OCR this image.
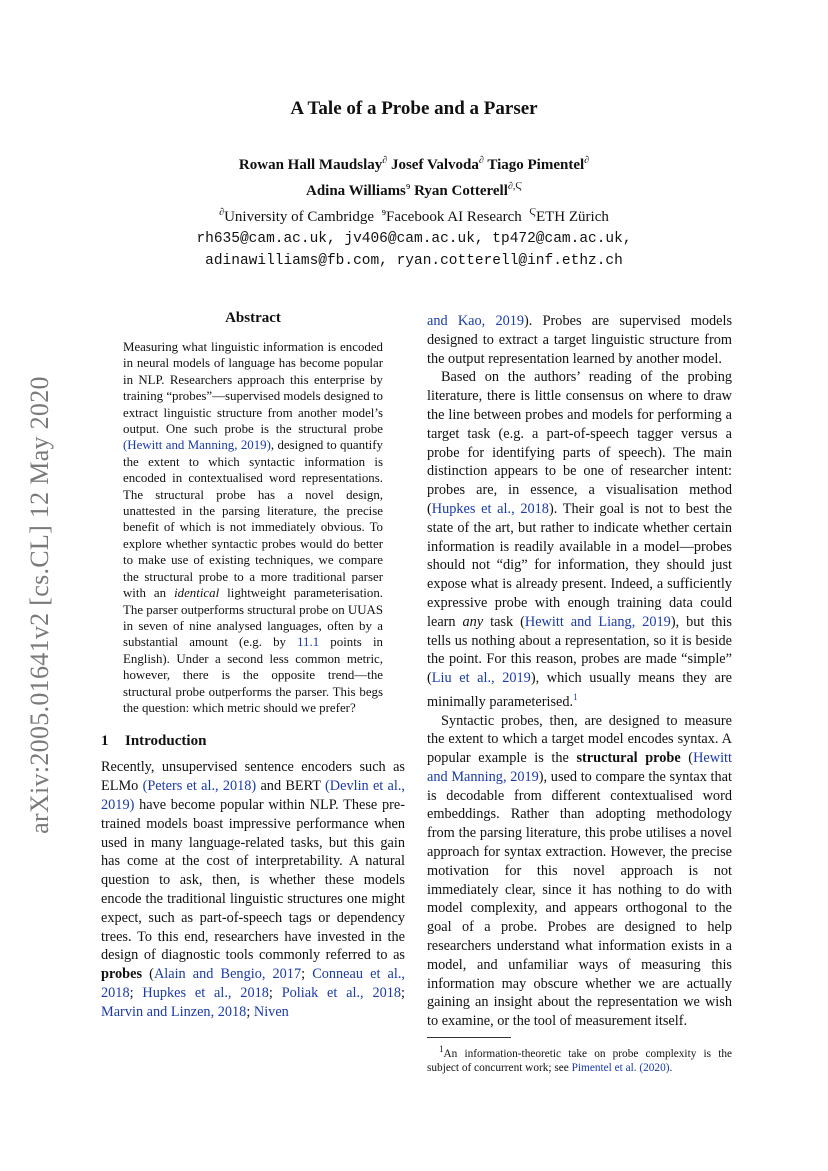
arXiv:2005.01641v2 [cs.CL] 12 May 2020
A Tale of a Probe and a Parser
Rowan Hall Maudslay∂ Josef Valvoda∂ Tiago Pimentel∂
Adina Williams$^ɘ$ Ryan Cotterell$^{\partial,Ϛ}$
∂University of Cambridge $^ɘ$Facebook AI Research $^Ϛ$ETH Zürich
rh635@cam.ac.uk, jv406@cam.ac.uk, tp472@cam.ac.uk,
adinawilliams@fb.com, ryan.cotterell@inf.ethz.ch
Abstract

Measuring what linguistic information is encoded in neural models of language has become popular in NLP. Researchers approach this enterprise by training “probes”—supervised models designed to extract linguistic structure from another model’s output. One such probe is the structural probe (Hewitt and Manning, 2019), designed to quantify the extent to which syntactic information is encoded in contextualised word representations. The structural probe has a novel design, unattested in the parsing literature, the precise benefit of which is not immediately obvious. To explore whether syntactic probes would do better to make use of existing techniques, we compare the structural probe to a more traditional parser with an identical lightweight parameterisation. The parser outperforms structural probe on UUAS in seven of nine analysed languages, often by a substantial amount (e.g. by 11.1 points in English). Under a second less common metric, however, there is the opposite trend—the structural probe outperforms the parser. This begs the question: which metric should we prefer?

1 Introduction

Recently, unsupervised sentence encoders such as ELMo (Peters et al., 2018) and BERT (Devlin et al., 2019) have become popular within NLP. These pre-trained models boast impressive performance when used in many language-related tasks, but this gain has come at the cost of interpretability. A natural question to ask, then, is whether these models encode the traditional linguistic structures one might expect, such as part-of-speech tags or dependency trees. To this end, researchers have invested in the design of diagnostic tools commonly referred to as probes (Alain and Bengio, 2017; Conneau et al., 2018; Hupkes et al., 2018; Poliak et al., 2018; Marvin and Linzen, 2018; Niven

and Kao, 2019). Probes are supervised models designed to extract a target linguistic structure from the output representation learned by another model.

Based on the authors’ reading of the probing literature, there is little consensus on where to draw the line between probes and models for performing a target task (e.g. a part-of-speech tagger versus a probe for identifying parts of speech). The main distinction appears to be one of researcher intent: probes are, in essence, a visualisation method (Hupkes et al., 2018). Their goal is not to best the state of the art, but rather to indicate whether certain information is readily available in a model—probes should not “dig” for information, they should just expose what is already present. Indeed, a sufficiently expressive probe with enough training data could learn any task (Hewitt and Liang, 2019), but this tells us nothing about a representation, so it is beside the point. For this reason, probes are made “simple” (Liu et al., 2019), which usually means they are minimally parameterised.$^1$

Syntactic probes, then, are designed to measure the extent to which a target model encodes syntax. A popular example is the structural probe (Hewitt and Manning, 2019), used to compare the syntax that is decodable from different contextualised word embeddings. Rather than adopting methodology from the parsing literature, this probe utilises a novel approach for syntax extraction. However, the precise motivation for this novel approach is not immediately clear, since it has nothing to do with model complexity, and appears orthogonal to the goal of a probe. Probes are designed to help researchers understand what information exists in a model, and unfamiliar ways of measuring this information may obscure whether we are actually gaining an insight about the representation we wish to examine, or the tool of measurement itself.

$^1$An information-theoretic take on probe complexity is the subject of concurrent work; see Pimentel et al. (2020).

PROBLEM TO WORK ON: A line counts if it holds the word "Pimentel". Work out how many lines in the listing count, and give only that number.

RESULT: 2